Every line that holds the string "следующих" is to be identified and copied.

● **MATERIAL SUPPLIED**:

>>>>>

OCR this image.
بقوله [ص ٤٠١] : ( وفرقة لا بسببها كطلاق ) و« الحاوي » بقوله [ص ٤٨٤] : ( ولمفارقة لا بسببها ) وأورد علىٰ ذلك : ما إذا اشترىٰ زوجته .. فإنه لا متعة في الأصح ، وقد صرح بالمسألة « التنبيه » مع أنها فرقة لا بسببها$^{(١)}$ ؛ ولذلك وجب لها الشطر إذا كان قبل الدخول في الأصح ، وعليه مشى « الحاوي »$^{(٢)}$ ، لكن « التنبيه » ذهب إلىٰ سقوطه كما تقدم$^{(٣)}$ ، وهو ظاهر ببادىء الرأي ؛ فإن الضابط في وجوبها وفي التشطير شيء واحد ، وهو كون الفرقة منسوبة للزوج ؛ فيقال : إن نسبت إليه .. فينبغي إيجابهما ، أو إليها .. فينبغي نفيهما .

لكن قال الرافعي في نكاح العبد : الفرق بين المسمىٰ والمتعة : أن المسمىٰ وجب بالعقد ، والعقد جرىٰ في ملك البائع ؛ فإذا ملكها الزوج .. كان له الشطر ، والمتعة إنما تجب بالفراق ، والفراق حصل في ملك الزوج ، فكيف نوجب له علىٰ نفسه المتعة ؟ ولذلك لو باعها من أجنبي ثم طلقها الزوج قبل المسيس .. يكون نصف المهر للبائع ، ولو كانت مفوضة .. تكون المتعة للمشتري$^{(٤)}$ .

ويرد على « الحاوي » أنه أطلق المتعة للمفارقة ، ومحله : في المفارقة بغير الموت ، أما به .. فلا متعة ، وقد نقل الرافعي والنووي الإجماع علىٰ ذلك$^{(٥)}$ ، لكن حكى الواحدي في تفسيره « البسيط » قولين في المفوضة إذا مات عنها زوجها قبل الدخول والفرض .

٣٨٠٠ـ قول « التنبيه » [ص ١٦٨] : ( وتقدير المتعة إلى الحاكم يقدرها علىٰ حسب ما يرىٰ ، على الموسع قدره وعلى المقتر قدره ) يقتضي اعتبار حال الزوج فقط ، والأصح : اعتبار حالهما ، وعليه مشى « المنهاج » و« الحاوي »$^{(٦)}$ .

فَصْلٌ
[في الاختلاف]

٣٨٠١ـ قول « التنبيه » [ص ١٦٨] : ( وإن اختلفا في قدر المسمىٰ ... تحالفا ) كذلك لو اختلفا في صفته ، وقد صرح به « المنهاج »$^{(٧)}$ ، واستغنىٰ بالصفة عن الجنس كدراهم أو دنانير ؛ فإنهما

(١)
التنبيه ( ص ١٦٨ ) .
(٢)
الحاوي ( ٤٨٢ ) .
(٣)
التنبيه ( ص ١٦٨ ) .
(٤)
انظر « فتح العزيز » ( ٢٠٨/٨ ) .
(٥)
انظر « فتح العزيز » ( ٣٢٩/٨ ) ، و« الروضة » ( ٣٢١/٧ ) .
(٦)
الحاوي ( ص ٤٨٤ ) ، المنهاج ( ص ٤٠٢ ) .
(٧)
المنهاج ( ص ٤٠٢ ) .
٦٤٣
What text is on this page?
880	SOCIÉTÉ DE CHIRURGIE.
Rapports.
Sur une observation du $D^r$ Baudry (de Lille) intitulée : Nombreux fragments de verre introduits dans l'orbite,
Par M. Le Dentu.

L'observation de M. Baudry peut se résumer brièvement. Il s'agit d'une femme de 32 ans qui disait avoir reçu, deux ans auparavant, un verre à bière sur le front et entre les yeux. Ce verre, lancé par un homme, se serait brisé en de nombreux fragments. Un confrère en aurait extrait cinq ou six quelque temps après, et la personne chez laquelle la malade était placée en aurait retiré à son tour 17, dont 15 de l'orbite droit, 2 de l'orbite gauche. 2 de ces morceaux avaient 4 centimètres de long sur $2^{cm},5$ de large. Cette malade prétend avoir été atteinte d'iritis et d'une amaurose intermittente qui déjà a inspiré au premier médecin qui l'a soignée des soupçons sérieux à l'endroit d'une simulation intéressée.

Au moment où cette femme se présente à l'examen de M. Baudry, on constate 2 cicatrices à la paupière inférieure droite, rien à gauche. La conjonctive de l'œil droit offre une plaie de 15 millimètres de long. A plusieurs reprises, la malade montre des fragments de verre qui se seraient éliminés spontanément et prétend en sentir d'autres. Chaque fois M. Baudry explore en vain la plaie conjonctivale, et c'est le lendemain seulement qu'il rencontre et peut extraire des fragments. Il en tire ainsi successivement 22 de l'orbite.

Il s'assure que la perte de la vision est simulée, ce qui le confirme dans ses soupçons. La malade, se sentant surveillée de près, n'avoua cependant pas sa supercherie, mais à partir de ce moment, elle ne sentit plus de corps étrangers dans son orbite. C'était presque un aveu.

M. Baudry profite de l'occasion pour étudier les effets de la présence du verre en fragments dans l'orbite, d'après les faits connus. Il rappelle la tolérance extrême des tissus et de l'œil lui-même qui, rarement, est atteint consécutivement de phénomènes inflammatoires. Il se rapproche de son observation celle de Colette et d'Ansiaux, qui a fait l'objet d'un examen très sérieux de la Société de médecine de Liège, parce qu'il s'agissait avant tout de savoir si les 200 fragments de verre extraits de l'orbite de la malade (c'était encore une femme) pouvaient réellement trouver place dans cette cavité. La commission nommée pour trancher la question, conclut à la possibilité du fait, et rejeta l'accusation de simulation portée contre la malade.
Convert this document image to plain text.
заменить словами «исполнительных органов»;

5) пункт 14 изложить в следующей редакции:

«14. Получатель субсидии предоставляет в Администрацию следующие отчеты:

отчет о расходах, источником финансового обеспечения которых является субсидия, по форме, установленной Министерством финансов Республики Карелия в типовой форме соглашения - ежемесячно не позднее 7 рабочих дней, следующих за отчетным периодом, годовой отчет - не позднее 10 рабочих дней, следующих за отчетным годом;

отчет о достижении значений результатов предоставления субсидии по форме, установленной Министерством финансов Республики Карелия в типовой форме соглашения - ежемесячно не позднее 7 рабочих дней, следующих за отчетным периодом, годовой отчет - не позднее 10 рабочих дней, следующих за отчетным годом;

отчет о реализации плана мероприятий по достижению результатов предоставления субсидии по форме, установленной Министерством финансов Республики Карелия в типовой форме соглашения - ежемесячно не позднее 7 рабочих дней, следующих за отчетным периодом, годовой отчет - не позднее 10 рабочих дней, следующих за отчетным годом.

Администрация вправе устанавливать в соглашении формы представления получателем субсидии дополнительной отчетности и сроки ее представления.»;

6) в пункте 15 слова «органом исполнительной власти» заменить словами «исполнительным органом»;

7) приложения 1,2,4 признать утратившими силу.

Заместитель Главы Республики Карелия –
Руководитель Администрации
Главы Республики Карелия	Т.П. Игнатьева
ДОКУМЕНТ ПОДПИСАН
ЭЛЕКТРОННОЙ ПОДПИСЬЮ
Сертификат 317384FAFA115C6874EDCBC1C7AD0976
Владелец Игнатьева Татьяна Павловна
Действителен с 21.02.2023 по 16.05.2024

<<<<<

● **REPLY**:
отчет о расходах, источником финансового обеспечения которых является субсидия, по форме, установленной Министерством финансов Республики Карелия в типовой форме соглашения - ежемесячно не позднее 7 рабочих дней, следующих за отчетным периодом, годовой отчет - не позднее 10 рабочих дней, следующих за отчетным годом;
отчет о достижении значений результатов предоставления субсидии по форме, установленной Министерством финансов Республики Карелия в типовой форме соглашения - ежемесячно не позднее 7 рабочих дней, следующих за отчетным периодом, годовой отчет - не позднее 10 рабочих дней, следующих за отчетным годом;
отчет о реализации плана мероприятий по достижению результатов предоставления субсидии по форме, установленной Министерством финансов Республики Карелия в типовой форме соглашения - ежемесячно не позднее 7 рабочих дней, следующих за отчетным периодом, годовой отчет - не позднее 10 рабочих дней, следующих за отчетным годом.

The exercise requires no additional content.